WORK TO COMPLETE
Report, word for word, every line of the material that contains "Athabascans".

━━━━━━━━━━━━━━━━━━━━━━━━━━━━━━

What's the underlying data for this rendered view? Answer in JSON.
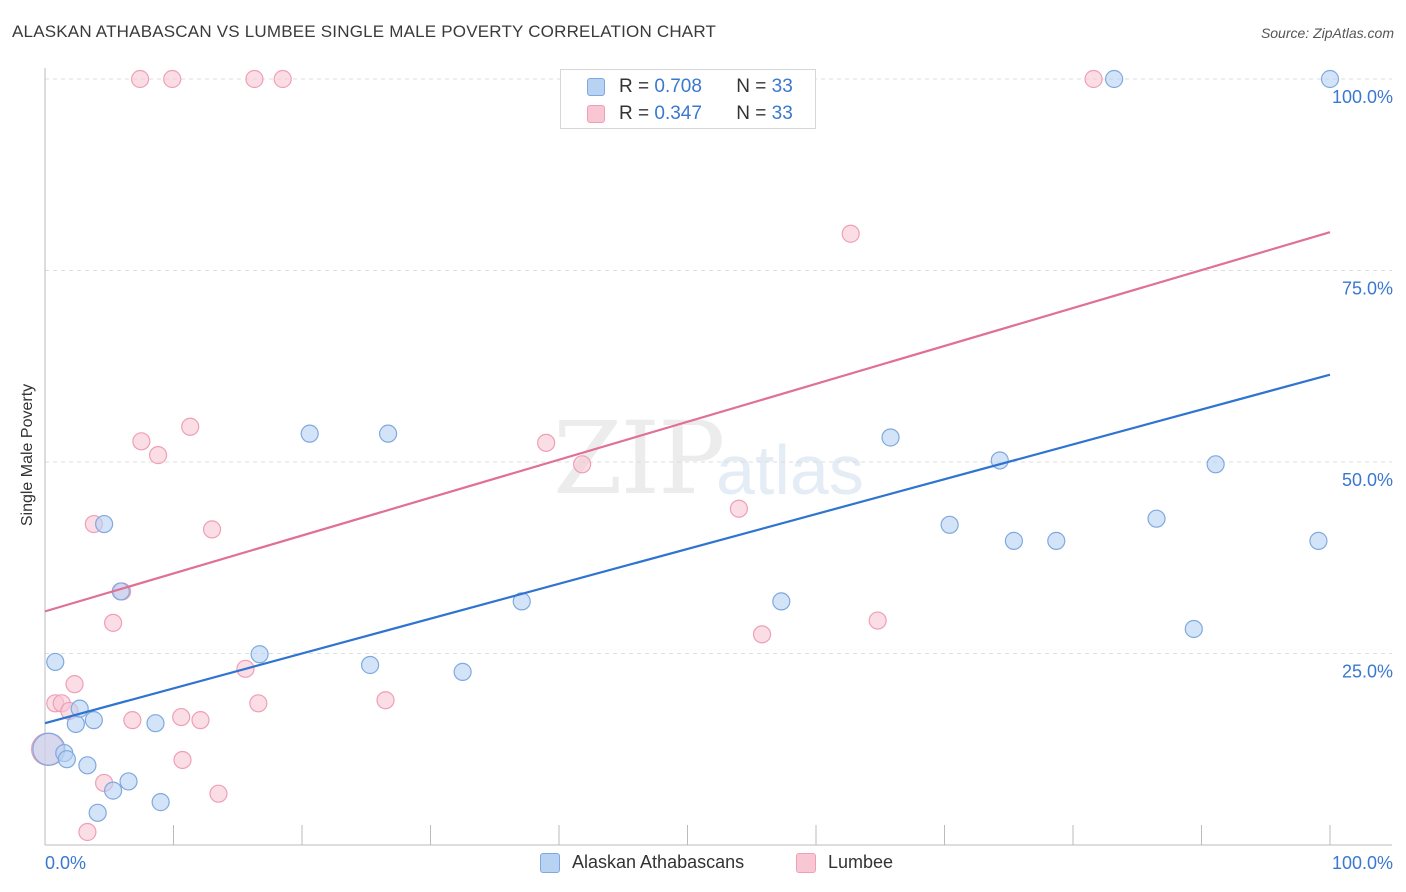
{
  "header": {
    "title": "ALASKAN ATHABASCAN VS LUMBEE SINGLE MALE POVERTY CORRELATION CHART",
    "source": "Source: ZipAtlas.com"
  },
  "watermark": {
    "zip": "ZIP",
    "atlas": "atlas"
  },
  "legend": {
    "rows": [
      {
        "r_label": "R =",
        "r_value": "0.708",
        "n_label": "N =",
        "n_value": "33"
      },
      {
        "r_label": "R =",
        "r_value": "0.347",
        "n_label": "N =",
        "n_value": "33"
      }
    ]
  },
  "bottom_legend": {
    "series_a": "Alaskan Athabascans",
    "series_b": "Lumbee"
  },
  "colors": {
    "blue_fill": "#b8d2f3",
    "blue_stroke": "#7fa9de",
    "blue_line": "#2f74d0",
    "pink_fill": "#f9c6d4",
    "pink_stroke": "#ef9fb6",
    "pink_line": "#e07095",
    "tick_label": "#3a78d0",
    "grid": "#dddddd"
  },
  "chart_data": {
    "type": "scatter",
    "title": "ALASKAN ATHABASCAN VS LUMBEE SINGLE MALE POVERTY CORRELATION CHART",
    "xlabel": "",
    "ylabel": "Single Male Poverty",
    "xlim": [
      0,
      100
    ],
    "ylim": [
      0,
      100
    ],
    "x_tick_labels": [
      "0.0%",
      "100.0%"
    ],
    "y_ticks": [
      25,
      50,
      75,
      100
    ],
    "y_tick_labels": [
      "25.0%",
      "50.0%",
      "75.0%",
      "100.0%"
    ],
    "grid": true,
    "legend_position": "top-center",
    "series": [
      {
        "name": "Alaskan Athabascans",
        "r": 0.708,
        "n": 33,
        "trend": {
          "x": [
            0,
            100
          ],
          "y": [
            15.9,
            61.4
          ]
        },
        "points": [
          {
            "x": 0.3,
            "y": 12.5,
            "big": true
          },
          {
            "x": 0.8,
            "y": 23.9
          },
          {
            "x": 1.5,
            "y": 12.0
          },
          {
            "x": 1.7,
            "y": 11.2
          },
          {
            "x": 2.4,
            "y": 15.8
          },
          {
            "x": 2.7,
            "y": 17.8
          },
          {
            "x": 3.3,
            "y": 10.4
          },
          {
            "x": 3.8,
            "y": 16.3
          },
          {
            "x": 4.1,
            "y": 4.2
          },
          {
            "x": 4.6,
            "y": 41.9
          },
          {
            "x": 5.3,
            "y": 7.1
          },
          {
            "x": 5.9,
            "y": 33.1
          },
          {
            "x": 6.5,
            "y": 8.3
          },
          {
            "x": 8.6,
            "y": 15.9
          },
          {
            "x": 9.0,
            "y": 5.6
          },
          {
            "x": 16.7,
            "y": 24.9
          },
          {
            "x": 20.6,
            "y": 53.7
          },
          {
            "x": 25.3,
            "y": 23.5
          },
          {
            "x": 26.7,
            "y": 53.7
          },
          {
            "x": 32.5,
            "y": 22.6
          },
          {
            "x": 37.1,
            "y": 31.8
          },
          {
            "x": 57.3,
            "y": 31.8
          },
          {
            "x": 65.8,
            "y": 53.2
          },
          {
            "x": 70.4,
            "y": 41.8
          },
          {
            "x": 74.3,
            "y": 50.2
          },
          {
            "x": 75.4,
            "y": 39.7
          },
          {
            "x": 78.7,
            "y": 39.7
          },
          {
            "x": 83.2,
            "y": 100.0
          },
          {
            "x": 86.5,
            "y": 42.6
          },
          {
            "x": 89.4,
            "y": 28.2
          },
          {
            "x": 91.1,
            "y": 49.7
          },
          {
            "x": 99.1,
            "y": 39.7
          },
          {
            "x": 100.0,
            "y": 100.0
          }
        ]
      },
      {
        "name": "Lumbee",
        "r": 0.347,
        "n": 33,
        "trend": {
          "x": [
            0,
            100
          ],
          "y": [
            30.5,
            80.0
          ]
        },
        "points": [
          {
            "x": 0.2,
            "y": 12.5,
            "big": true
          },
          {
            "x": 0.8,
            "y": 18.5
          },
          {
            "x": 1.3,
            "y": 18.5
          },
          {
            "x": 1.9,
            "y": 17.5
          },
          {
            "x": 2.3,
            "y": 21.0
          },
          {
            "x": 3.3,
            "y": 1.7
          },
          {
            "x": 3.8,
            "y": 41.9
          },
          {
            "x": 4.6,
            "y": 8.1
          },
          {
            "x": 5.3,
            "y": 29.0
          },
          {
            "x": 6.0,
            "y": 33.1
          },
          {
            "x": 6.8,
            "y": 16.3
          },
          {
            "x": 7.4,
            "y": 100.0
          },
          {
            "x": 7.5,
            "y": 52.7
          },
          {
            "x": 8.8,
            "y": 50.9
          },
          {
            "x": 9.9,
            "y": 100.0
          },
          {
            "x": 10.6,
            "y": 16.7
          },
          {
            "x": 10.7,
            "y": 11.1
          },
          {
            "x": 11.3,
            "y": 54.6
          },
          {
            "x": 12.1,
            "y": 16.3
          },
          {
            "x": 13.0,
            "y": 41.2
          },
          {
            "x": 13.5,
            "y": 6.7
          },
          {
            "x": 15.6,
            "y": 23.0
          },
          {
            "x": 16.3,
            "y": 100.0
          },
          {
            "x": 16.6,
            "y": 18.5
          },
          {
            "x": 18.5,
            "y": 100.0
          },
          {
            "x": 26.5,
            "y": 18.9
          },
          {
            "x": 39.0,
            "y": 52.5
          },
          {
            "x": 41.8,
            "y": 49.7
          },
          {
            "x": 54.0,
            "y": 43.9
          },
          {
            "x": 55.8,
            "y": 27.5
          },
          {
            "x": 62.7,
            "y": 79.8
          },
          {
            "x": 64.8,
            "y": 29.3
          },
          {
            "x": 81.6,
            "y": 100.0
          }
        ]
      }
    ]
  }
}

━━━━━━━━━━━━━━━━━━━━━━━━━━━━━━

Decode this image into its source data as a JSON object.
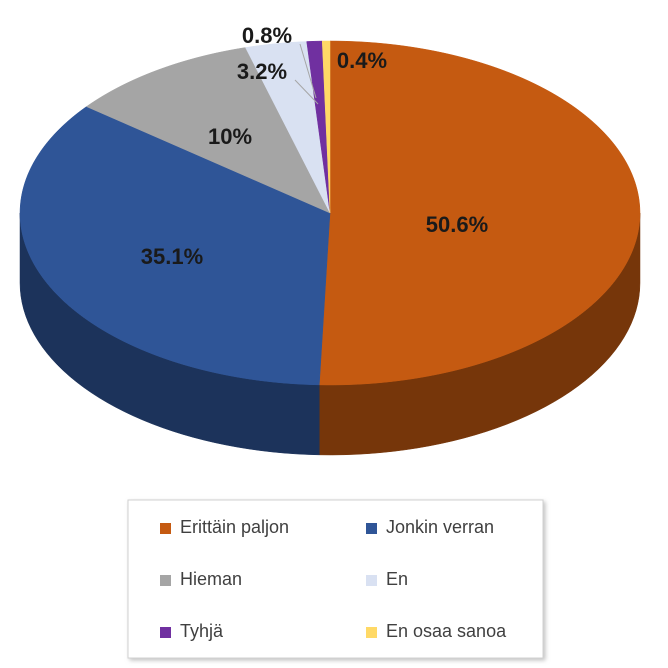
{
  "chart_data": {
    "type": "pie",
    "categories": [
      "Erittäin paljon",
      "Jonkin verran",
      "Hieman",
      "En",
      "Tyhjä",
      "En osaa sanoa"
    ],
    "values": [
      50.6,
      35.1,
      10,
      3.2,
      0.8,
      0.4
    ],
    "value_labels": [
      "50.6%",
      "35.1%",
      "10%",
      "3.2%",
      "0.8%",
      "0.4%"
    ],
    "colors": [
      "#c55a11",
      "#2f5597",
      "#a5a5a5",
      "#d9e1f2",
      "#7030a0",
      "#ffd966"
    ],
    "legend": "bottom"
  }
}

━━━━━━━━━━━━━━━━━━━━━━━━━━━━━━

FULL OUTPUT
    "series_a": "Alaskan Athabascans",
        "name": "Alaskan Athabascans",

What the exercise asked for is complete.